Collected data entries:
=-=-=-=-=

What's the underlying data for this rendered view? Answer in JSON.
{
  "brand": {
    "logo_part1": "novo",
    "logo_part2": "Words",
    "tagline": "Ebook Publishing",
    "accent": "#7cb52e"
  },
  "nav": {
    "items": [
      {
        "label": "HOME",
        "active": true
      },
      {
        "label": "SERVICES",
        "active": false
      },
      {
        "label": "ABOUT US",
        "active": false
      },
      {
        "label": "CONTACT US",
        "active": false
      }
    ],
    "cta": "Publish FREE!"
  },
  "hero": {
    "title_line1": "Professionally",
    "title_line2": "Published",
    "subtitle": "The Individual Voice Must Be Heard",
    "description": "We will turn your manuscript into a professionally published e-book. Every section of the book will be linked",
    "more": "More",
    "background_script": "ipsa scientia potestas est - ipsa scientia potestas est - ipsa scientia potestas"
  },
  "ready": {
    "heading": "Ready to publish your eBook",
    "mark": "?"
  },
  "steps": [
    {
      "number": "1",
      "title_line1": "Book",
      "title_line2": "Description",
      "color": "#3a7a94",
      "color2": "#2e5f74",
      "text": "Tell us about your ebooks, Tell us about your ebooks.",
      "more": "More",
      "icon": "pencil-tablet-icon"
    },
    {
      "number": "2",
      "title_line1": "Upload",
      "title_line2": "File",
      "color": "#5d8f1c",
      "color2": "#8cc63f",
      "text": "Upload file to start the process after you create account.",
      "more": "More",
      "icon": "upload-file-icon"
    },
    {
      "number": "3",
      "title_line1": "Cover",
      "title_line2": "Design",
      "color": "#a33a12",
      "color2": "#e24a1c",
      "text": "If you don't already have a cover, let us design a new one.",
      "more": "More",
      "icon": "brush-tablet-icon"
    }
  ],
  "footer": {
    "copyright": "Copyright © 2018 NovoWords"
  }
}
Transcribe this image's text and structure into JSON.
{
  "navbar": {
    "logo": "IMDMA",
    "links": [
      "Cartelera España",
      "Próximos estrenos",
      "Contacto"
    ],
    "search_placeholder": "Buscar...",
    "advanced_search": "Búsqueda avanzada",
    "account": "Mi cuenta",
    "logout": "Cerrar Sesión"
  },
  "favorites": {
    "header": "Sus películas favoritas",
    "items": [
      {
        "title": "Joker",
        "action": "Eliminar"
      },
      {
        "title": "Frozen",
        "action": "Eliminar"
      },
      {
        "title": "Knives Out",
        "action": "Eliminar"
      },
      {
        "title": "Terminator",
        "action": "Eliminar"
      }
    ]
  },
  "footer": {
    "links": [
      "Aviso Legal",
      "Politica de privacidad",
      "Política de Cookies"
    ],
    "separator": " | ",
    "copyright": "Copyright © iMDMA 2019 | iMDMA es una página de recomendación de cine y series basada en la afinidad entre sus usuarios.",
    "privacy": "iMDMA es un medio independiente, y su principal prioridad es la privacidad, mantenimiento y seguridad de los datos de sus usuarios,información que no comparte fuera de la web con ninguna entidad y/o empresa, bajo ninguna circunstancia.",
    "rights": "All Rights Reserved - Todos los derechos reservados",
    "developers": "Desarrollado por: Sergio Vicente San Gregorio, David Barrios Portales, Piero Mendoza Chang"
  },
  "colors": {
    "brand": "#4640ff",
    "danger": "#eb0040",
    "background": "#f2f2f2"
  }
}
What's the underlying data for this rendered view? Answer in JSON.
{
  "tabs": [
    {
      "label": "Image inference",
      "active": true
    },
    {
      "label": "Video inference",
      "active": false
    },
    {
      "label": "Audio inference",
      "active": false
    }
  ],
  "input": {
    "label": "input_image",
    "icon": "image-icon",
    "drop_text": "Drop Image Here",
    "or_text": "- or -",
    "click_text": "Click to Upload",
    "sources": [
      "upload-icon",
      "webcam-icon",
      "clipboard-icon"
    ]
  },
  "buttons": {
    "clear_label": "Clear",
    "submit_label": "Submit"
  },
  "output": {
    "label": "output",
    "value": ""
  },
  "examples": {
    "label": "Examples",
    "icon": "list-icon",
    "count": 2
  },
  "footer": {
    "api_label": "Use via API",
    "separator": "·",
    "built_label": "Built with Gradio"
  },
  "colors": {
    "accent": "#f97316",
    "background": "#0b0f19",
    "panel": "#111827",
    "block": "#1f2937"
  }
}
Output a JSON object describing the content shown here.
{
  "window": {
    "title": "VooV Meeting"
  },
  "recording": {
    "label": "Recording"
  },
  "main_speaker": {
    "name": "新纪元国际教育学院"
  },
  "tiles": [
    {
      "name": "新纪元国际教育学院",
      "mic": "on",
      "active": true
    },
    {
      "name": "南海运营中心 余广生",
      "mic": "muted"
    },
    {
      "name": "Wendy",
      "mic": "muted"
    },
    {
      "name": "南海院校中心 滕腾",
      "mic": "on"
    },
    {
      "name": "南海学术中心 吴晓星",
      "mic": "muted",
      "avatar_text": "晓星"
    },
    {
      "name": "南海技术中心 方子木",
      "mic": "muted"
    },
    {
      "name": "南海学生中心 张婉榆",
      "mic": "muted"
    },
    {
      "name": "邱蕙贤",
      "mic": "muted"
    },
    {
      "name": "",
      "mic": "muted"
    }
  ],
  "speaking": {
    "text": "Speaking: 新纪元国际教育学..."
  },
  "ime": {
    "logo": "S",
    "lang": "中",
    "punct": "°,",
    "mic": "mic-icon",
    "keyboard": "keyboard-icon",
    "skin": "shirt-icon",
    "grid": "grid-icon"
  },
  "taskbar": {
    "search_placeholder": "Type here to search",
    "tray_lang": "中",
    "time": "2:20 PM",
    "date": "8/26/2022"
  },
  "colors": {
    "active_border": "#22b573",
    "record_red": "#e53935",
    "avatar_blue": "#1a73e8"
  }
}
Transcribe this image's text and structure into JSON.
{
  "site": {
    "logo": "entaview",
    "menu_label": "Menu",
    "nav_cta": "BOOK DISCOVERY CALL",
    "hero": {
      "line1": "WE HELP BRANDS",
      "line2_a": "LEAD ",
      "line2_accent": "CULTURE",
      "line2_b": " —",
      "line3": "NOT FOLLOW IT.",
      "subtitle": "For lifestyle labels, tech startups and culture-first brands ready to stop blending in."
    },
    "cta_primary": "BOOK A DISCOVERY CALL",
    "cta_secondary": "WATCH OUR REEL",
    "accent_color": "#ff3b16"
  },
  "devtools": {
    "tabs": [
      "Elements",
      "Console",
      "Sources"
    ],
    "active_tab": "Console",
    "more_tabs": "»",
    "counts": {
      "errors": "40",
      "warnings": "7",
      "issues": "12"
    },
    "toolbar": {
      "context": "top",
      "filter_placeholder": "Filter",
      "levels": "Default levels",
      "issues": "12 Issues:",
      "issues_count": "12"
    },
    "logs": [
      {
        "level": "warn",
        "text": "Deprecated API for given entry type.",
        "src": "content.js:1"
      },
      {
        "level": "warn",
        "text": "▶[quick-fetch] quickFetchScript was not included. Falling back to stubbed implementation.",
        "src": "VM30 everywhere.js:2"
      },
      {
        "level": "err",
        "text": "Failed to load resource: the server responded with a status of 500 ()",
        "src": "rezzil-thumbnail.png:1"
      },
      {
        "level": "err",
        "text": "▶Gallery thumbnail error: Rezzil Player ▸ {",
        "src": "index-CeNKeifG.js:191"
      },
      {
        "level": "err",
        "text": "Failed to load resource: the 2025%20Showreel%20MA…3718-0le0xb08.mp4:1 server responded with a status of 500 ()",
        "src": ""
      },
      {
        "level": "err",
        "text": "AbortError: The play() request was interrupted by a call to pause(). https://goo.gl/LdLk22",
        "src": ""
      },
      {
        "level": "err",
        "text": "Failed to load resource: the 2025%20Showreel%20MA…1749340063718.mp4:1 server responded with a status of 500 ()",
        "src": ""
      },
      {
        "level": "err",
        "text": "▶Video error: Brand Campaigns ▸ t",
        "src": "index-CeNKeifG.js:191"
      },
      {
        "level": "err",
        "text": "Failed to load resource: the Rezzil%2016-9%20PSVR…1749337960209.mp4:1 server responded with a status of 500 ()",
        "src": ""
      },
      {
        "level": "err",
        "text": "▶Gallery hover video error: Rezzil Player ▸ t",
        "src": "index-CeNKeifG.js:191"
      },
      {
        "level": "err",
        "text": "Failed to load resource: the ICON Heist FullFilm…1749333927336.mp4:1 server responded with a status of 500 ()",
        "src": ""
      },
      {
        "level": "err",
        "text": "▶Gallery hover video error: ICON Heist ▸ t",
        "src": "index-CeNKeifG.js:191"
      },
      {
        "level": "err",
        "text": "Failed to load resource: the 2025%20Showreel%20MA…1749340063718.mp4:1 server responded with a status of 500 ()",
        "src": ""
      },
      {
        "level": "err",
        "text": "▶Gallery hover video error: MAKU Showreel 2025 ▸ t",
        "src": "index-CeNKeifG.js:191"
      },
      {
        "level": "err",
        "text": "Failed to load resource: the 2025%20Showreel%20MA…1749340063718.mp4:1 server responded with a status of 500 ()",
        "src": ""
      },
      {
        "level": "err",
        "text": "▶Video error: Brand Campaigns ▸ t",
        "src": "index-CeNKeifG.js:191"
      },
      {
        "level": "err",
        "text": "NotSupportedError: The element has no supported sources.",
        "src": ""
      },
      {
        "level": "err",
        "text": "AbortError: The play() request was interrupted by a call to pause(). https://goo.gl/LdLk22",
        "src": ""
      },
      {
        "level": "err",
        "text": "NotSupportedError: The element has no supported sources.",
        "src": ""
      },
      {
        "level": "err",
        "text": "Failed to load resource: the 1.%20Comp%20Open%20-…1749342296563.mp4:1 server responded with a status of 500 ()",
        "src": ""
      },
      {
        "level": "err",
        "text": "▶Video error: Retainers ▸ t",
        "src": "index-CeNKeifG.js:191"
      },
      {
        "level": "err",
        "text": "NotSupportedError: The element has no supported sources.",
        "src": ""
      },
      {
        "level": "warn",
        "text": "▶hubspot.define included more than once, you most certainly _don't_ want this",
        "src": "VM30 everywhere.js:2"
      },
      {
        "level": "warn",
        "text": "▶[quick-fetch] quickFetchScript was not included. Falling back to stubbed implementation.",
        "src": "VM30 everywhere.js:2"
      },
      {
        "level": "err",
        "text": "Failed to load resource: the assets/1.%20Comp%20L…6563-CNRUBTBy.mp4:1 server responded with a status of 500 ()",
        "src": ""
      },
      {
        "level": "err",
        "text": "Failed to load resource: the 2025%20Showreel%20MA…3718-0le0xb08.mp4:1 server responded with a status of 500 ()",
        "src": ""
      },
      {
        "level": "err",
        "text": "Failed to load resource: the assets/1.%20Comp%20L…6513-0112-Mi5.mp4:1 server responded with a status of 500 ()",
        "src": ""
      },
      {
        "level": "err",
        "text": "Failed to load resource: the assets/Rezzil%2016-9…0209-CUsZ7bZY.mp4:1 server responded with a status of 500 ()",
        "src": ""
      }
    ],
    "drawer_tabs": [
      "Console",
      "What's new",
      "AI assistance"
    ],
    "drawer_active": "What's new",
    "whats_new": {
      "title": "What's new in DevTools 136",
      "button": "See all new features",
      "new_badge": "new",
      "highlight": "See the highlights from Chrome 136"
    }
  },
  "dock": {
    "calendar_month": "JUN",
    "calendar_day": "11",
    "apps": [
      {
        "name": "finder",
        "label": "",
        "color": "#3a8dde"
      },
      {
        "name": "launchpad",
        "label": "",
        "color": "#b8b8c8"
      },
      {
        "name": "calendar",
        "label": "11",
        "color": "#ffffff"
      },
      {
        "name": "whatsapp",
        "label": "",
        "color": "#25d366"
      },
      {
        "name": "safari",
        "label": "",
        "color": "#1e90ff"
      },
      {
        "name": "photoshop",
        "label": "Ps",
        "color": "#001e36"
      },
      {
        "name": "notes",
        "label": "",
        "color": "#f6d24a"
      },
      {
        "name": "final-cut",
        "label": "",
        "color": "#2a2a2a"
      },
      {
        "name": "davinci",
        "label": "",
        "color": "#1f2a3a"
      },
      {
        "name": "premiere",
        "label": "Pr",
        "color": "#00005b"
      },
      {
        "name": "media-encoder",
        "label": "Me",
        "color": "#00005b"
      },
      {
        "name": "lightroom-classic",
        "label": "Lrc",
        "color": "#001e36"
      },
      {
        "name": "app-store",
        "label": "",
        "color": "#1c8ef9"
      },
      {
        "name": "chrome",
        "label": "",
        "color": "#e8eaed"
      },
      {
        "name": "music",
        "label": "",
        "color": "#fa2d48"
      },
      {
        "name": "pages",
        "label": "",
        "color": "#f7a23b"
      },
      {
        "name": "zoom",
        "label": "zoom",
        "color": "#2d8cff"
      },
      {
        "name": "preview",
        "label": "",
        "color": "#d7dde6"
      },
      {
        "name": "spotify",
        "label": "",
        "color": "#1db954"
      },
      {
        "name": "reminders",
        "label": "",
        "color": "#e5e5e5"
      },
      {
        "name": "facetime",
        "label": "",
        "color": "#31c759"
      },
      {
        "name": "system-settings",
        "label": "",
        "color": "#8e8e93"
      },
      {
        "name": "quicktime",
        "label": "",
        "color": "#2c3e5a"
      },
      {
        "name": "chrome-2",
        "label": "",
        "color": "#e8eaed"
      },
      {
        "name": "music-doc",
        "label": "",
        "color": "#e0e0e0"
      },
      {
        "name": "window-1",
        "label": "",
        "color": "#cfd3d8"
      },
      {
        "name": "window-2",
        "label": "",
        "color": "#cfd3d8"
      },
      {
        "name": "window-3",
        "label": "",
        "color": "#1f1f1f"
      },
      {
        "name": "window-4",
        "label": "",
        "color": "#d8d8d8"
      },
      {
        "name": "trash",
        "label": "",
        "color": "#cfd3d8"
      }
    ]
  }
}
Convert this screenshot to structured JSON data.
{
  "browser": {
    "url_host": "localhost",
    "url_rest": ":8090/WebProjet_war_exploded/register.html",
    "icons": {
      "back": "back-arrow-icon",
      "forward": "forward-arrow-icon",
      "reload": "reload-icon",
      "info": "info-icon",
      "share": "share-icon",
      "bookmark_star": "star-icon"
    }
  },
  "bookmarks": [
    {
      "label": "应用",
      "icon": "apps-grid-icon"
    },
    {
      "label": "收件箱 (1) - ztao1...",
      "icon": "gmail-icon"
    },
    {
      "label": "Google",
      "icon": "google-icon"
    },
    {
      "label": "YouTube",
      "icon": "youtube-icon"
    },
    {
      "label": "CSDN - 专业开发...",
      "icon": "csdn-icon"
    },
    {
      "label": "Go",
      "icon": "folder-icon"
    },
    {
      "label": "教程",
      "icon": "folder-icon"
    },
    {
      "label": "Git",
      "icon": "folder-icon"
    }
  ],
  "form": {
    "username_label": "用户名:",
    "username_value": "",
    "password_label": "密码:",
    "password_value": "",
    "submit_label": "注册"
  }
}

=-=-=-=-=

**What the task requires:**
In the records above, locate every line with the string "inference" and copy it.

**Exercise solution:**
      "label": "Image inference",
      "label": "Video inference",
      "label": "Audio inference",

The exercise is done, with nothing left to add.